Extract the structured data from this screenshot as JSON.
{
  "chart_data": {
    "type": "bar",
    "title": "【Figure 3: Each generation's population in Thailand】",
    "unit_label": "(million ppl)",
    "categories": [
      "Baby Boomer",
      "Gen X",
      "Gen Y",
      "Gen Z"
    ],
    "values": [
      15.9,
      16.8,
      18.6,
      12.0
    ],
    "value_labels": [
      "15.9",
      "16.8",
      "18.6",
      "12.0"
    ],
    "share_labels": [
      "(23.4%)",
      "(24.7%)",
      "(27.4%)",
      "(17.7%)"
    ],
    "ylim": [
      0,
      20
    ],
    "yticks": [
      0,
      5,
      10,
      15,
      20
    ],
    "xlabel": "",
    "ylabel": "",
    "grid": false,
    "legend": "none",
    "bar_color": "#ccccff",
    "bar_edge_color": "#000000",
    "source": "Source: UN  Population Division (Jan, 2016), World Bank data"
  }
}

• _Exercise details_
Repeat the entries shown above, every one, word for word.

• _Result below_
Extract the structured data from this screenshot as JSON.
{
  "chart_data": {
    "type": "bar",
    "title": "【Figure 3: Each generation's population in Thailand】",
    "unit_label": "(million ppl)",
    "categories": [
      "Baby Boomer",
      "Gen X",
      "Gen Y",
      "Gen Z"
    ],
    "values": [
      15.9,
      16.8,
      18.6,
      12.0
    ],
    "value_labels": [
      "15.9",
      "16.8",
      "18.6",
      "12.0"
    ],
    "share_labels": [
      "(23.4%)",
      "(24.7%)",
      "(27.4%)",
      "(17.7%)"
    ],
    "ylim": [
      0,
      20
    ],
    "yticks": [
      0,
      5,
      10,
      15,
      20
    ],
    "xlabel": "",
    "ylabel": "",
    "grid": false,
    "legend": "none",
    "bar_color": "#ccccff",
    "bar_edge_color": "#000000",
    "source": "Source: UN  Population Division (Jan, 2016), World Bank data"
  }
}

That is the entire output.